--- EXTRACTED ENTRIES ---

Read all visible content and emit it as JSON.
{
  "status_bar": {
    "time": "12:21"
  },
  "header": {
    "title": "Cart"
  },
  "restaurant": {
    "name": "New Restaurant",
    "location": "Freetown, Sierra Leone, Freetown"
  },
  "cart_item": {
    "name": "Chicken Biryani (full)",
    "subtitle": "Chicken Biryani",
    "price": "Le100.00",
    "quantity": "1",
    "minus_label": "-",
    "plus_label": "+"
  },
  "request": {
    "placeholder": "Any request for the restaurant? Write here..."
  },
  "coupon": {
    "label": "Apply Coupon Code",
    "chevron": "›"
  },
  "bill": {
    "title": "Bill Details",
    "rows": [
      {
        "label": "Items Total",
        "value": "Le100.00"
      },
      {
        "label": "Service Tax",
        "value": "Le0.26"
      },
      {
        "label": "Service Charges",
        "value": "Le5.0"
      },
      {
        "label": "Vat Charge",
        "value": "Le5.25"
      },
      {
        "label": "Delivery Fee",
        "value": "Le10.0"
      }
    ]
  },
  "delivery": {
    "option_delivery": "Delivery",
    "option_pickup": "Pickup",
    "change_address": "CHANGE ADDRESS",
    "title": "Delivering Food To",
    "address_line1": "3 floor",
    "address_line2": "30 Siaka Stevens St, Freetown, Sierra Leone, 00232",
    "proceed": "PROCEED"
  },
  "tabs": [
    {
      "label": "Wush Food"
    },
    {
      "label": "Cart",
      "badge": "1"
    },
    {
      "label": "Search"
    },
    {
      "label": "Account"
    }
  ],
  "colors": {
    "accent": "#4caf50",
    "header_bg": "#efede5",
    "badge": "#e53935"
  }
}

---

PROBLEM STATEMENT
Reproduce each line of the material containing the word "Freetown".

RESPONSE FOR THIS EXERCISE
    "location": "Freetown, Sierra Leone, Freetown"
    "address_line2": "30 Siaka Stevens St, Freetown, Sierra Leone, 00232",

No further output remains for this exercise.